--- Short exercise ---
In how many lines does the string "Bacalah" appear? Answer with the number only.

Saved data entries:
*****
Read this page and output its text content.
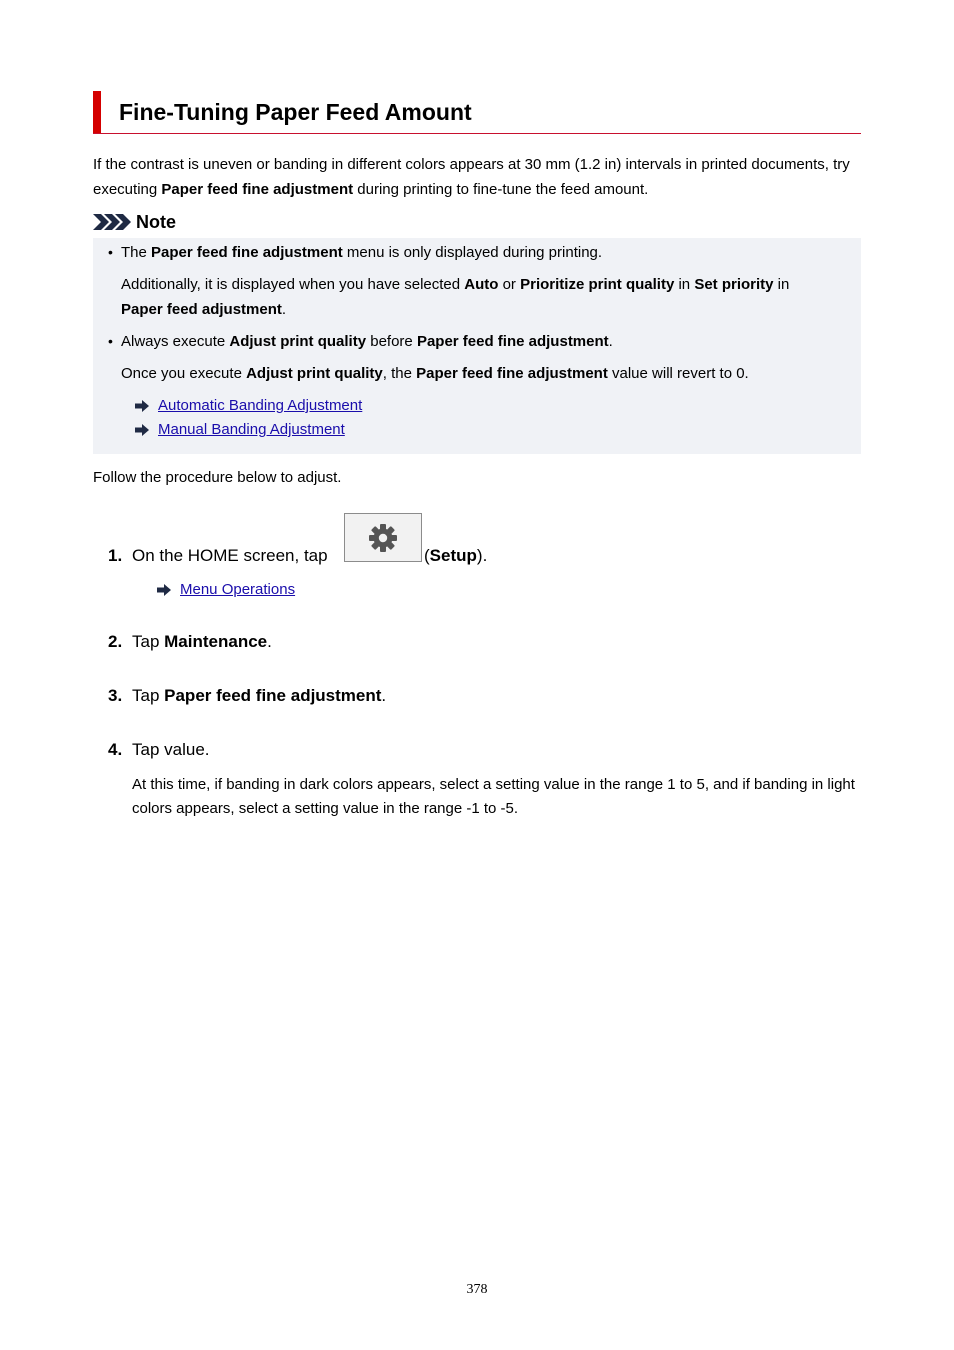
Fine-Tuning Paper Feed Amount

If the contrast is uneven or banding in different colors appears at 30 mm (1.2 in) intervals in printed documents, try executing Paper feed fine adjustment during printing to fine-tune the feed amount.

Note
• The Paper feed fine adjustment menu is only displayed during printing.
Additionally, it is displayed when you have selected Auto or Prioritize print quality in Set priority in
Paper feed adjustment.
• Always execute Adjust print quality before Paper feed fine adjustment.
Once you execute Adjust print quality, the Paper feed fine adjustment value will revert to 0.
Automatic Banding Adjustment
Manual Banding Adjustment
Follow the procedure below to adjust.
1. On the HOME screen, tap	(Setup).
Menu Operations
2. Tap Maintenance.
3. Tap Paper feed fine adjustment.
4. Tap value.
At this time, if banding in dark colors appears, select a setting value in the range 1 to 5, and if banding in light colors appears, select a setting value in the range -1 to -5.
378
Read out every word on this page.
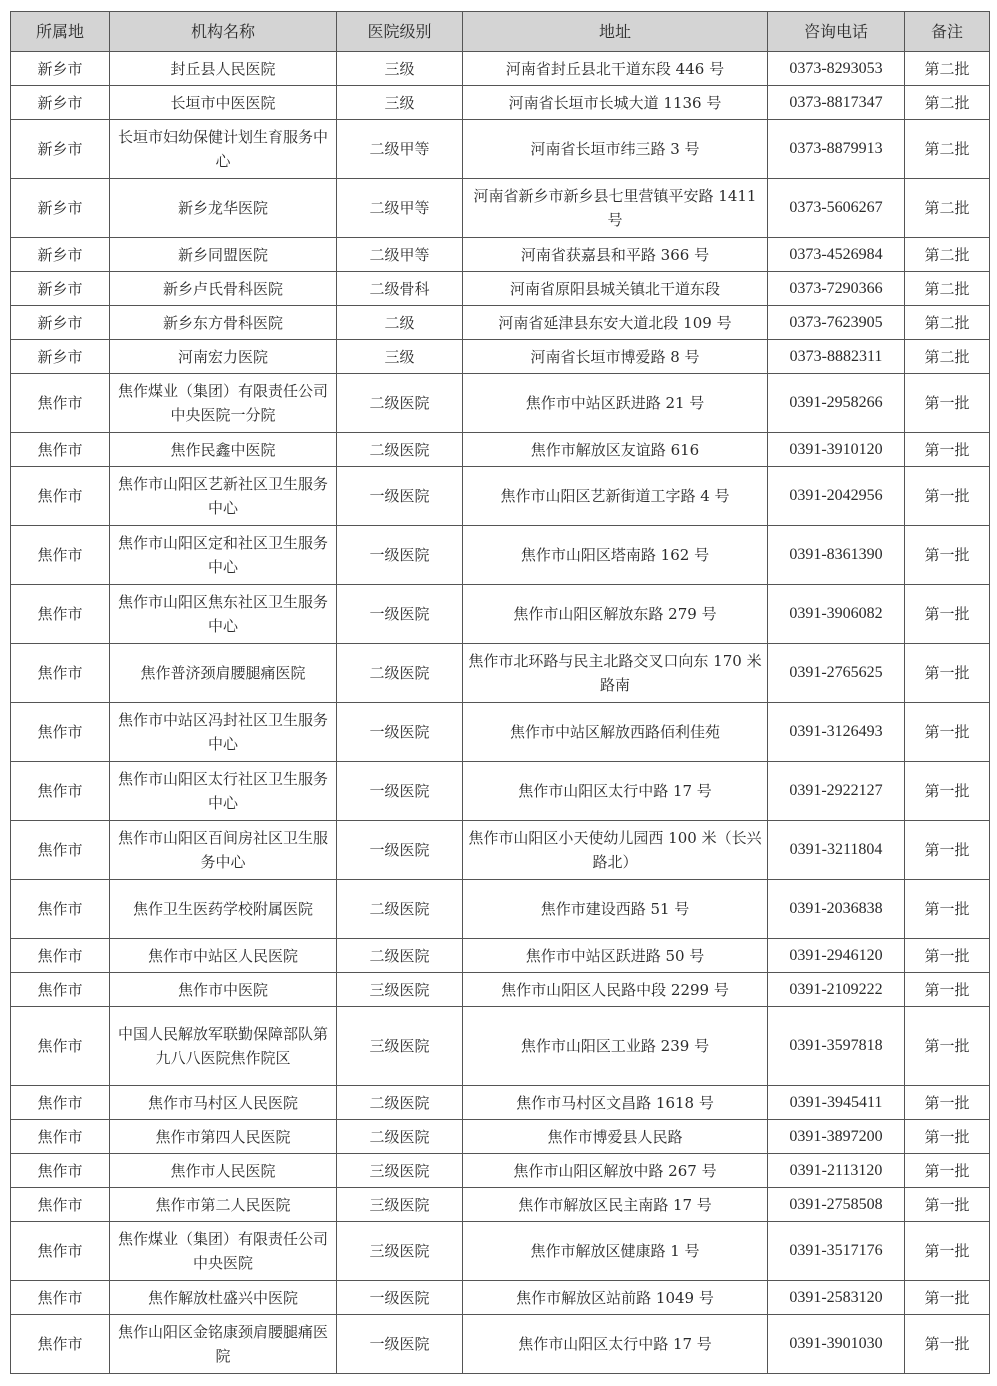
所属地	机构名称	医院级别	地址	咨询电话	备注
新乡市	封丘县人民医院	三级	河南省封丘县北干道东段 446 号	0373-8293053	第二批
新乡市	长垣市中医医院	三级	河南省长垣市长城大道 1136 号	0373-8817347	第二批
新乡市	长垣市妇幼保健计划生育服务中心	二级甲等	河南省长垣市纬三路 3 号	0373-8879913	第二批
新乡市	新乡龙华医院	二级甲等	河南省新乡市新乡县七里营镇平安路 1411 号	0373-5606267	第二批
新乡市	新乡同盟医院	二级甲等	河南省获嘉县和平路 366 号	0373-4526984	第二批
新乡市	新乡卢氏骨科医院	二级骨科	河南省原阳县城关镇北干道东段	0373-7290366	第二批
新乡市	新乡东方骨科医院	二级	河南省延津县东安大道北段 109 号	0373-7623905	第二批
新乡市	河南宏力医院	三级	河南省长垣市博爱路 8 号	0373-8882311	第二批
焦作市	焦作煤业（集团）有限责任公司中央医院一分院	二级医院	焦作市中站区跃进路 21 号	0391-2958266	第一批
焦作市	焦作民鑫中医院	二级医院	焦作市解放区友谊路 616	0391-3910120	第一批
焦作市	焦作市山阳区艺新社区卫生服务中心	一级医院	焦作市山阳区艺新街道工字路 4 号	0391-2042956	第一批
焦作市	焦作市山阳区定和社区卫生服务中心	一级医院	焦作市山阳区塔南路 162 号	0391-8361390	第一批
焦作市	焦作市山阳区焦东社区卫生服务中心	一级医院	焦作市山阳区解放东路 279 号	0391-3906082	第一批
焦作市	焦作普济颈肩腰腿痛医院	二级医院	焦作市北环路与民主北路交叉口向东 170 米路南	0391-2765625	第一批
焦作市	焦作市中站区冯封社区卫生服务中心	一级医院	焦作市中站区解放西路佰利佳苑	0391-3126493	第一批
焦作市	焦作市山阳区太行社区卫生服务中心	一级医院	焦作市山阳区太行中路 17 号	0391-2922127	第一批
焦作市	焦作市山阳区百间房社区卫生服务中心	一级医院	焦作市山阳区小天使幼儿园西 100 米（长兴路北）	0391-3211804	第一批
焦作市	焦作卫生医药学校附属医院	二级医院	焦作市建设西路 51 号	0391-2036838	第一批
焦作市	焦作市中站区人民医院	二级医院	焦作市中站区跃进路 50 号	0391-2946120	第一批
焦作市	焦作市中医院	三级医院	焦作市山阳区人民路中段 2299 号	0391-2109222	第一批
焦作市	中国人民解放军联勤保障部队第九八八医院焦作院区	三级医院	焦作市山阳区工业路 239 号	0391-3597818	第一批
焦作市	焦作市马村区人民医院	二级医院	焦作市马村区文昌路 1618 号	0391-3945411	第一批
焦作市	焦作市第四人民医院	二级医院	焦作市博爱县人民路	0391-3897200	第一批
焦作市	焦作市人民医院	三级医院	焦作市山阳区解放中路 267 号	0391-2113120	第一批
焦作市	焦作市第二人民医院	三级医院	焦作市解放区民主南路 17 号	0391-2758508	第一批
焦作市	焦作煤业（集团）有限责任公司中央医院	三级医院	焦作市解放区健康路 1 号	0391-3517176	第一批
焦作市	焦作解放杜盛兴中医院	一级医院	焦作市解放区站前路 1049 号	0391-2583120	第一批
焦作市	焦作山阳区金铭康颈肩腰腿痛医院	一级医院	焦作市山阳区太行中路 17 号	0391-3901030	第一批
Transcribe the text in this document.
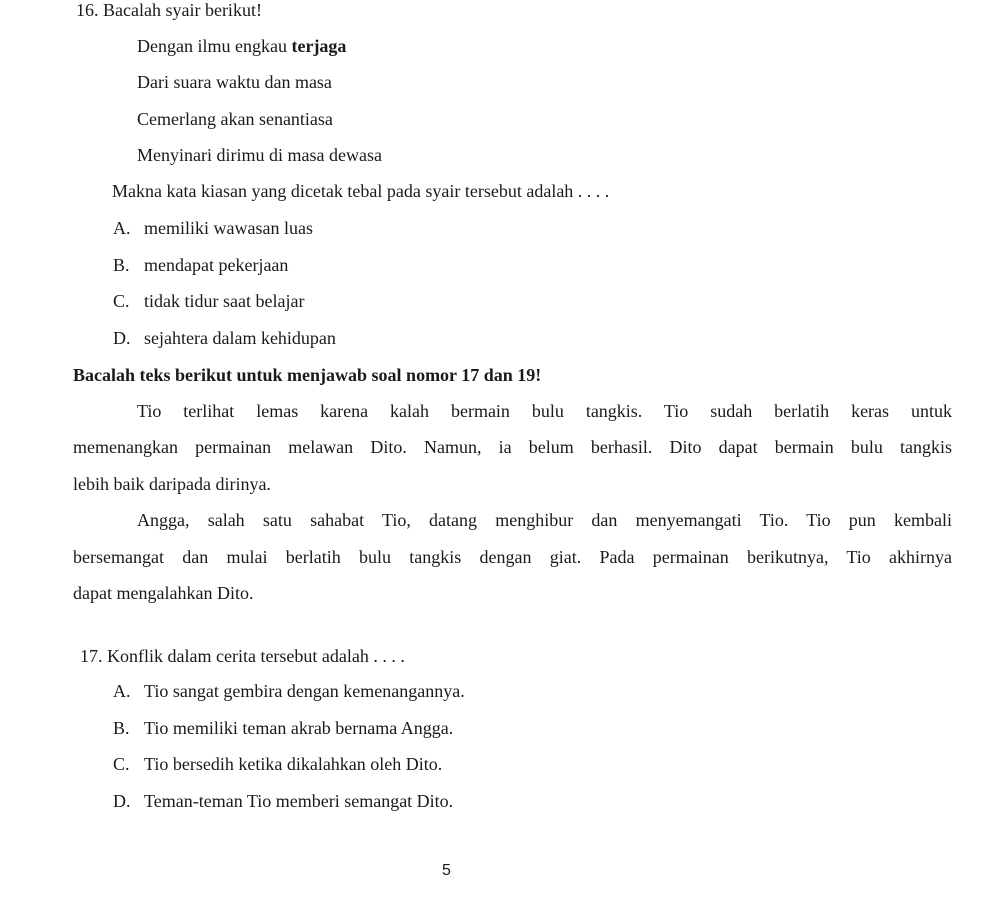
16. Bacalah syair berikut!
Dengan ilmu engkau terjaga
Dari suara waktu dan masa
Cemerlang akan senantiasa
Menyinari dirimu di masa dewasa
Makna kata kiasan yang dicetak tebal pada syair tersebut adalah . . . .
A. memiliki wawasan luas
B. mendapat pekerjaan
C. tidak tidur saat belajar
D. sejahtera dalam kehidupan
Bacalah teks berikut untuk menjawab soal nomor 17 dan 19!
Tio terlihat lemas karena kalah bermain bulu tangkis. Tio sudah berlatih keras untuk
memenangkan permainan melawan Dito. Namun, ia belum berhasil. Dito dapat bermain bulu tangkis
lebih baik daripada dirinya.
Angga, salah satu sahabat Tio, datang menghibur dan menyemangati Tio. Tio pun kembali
bersemangat dan mulai berlatih bulu tangkis dengan giat. Pada permainan berikutnya, Tio akhirnya
dapat mengalahkan Dito.
17. Konflik dalam cerita tersebut adalah . . . .
A. Tio sangat gembira dengan kemenangannya.
B. Tio memiliki teman akrab bernama Angga.
C. Tio bersedih ketika dikalahkan oleh Dito.
D. Teman-teman Tio memberi semangat Dito.
5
*****
--- Answer to this task ---
2